(Dataset rows)
+--
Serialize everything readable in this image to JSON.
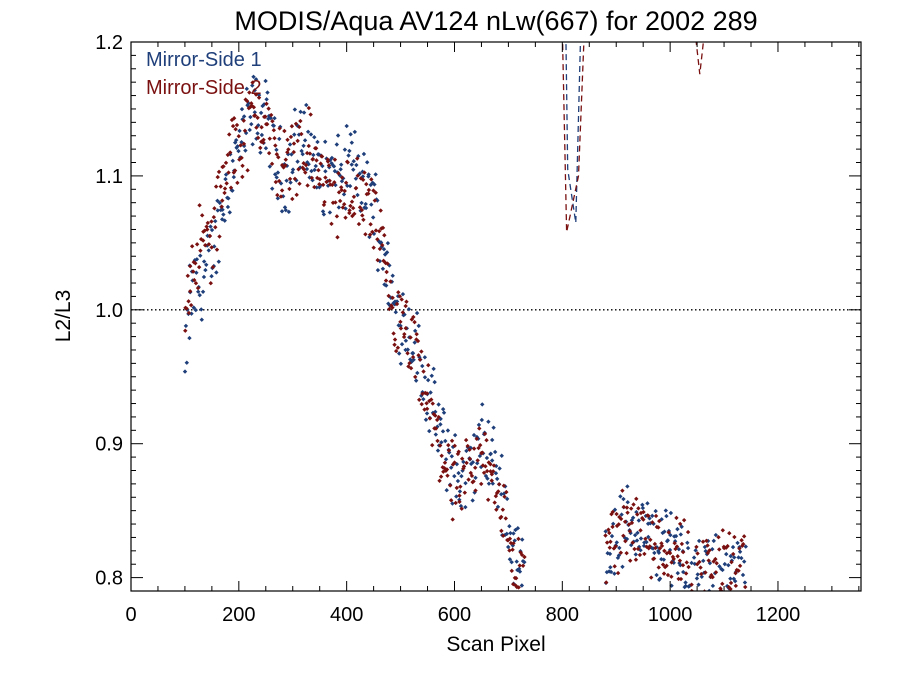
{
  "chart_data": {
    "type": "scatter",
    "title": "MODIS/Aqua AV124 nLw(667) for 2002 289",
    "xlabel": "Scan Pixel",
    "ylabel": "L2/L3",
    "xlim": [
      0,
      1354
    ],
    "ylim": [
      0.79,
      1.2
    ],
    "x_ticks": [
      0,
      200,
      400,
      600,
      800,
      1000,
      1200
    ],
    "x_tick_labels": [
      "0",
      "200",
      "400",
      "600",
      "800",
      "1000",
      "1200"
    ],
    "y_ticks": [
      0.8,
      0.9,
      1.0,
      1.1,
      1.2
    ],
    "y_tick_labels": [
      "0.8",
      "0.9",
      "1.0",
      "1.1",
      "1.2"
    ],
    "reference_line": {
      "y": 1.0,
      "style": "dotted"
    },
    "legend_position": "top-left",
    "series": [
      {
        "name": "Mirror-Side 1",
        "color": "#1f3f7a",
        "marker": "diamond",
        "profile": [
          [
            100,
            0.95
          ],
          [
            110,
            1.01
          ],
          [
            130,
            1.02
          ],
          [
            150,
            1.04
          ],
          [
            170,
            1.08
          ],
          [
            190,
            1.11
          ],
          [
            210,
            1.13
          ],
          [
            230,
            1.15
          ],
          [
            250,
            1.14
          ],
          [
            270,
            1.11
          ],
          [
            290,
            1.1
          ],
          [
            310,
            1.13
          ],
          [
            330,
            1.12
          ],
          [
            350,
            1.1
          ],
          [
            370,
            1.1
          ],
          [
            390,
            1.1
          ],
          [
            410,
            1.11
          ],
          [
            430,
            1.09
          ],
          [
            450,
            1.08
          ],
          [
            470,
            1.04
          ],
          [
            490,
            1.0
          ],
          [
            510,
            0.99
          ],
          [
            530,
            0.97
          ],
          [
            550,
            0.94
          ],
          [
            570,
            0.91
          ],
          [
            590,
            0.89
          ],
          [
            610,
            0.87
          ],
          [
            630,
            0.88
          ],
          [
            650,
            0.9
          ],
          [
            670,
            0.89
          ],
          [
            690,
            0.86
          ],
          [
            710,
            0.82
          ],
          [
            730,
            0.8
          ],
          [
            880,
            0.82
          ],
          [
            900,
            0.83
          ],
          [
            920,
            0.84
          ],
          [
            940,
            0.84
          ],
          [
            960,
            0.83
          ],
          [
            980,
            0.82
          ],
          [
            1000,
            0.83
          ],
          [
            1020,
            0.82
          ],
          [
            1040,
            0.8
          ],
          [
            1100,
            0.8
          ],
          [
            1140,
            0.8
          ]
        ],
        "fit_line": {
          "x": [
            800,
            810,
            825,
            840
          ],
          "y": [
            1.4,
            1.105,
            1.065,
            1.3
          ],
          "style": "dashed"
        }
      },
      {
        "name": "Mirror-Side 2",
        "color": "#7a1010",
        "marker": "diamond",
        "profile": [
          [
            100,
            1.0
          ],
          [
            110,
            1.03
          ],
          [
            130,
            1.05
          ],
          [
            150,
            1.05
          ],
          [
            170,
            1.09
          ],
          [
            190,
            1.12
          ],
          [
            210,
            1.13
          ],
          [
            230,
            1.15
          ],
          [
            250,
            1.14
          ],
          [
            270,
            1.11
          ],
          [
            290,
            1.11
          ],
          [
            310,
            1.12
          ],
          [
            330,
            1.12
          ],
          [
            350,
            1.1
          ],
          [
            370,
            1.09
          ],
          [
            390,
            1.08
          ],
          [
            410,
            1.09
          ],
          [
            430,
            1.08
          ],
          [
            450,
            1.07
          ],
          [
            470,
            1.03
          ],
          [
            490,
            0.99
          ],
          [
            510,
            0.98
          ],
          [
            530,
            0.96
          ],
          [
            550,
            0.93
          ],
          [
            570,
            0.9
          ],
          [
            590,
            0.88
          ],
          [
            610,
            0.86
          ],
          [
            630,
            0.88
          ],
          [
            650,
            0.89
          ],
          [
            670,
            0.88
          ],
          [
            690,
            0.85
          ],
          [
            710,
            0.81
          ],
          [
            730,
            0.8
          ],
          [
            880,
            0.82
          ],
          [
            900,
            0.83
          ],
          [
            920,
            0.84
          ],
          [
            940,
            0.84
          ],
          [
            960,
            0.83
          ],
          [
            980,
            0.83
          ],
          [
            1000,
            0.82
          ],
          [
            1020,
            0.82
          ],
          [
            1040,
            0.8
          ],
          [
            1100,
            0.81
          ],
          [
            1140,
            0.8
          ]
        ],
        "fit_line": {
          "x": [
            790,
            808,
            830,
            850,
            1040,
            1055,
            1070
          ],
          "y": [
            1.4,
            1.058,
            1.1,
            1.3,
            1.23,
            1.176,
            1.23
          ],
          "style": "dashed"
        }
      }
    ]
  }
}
+--
§ **What the task asks**
Your task is to gather all lines from the entries above that hold the word "name".

§ **Response to this task**
        "name": "Mirror-Side 1",
        "name": "Mirror-Side 2",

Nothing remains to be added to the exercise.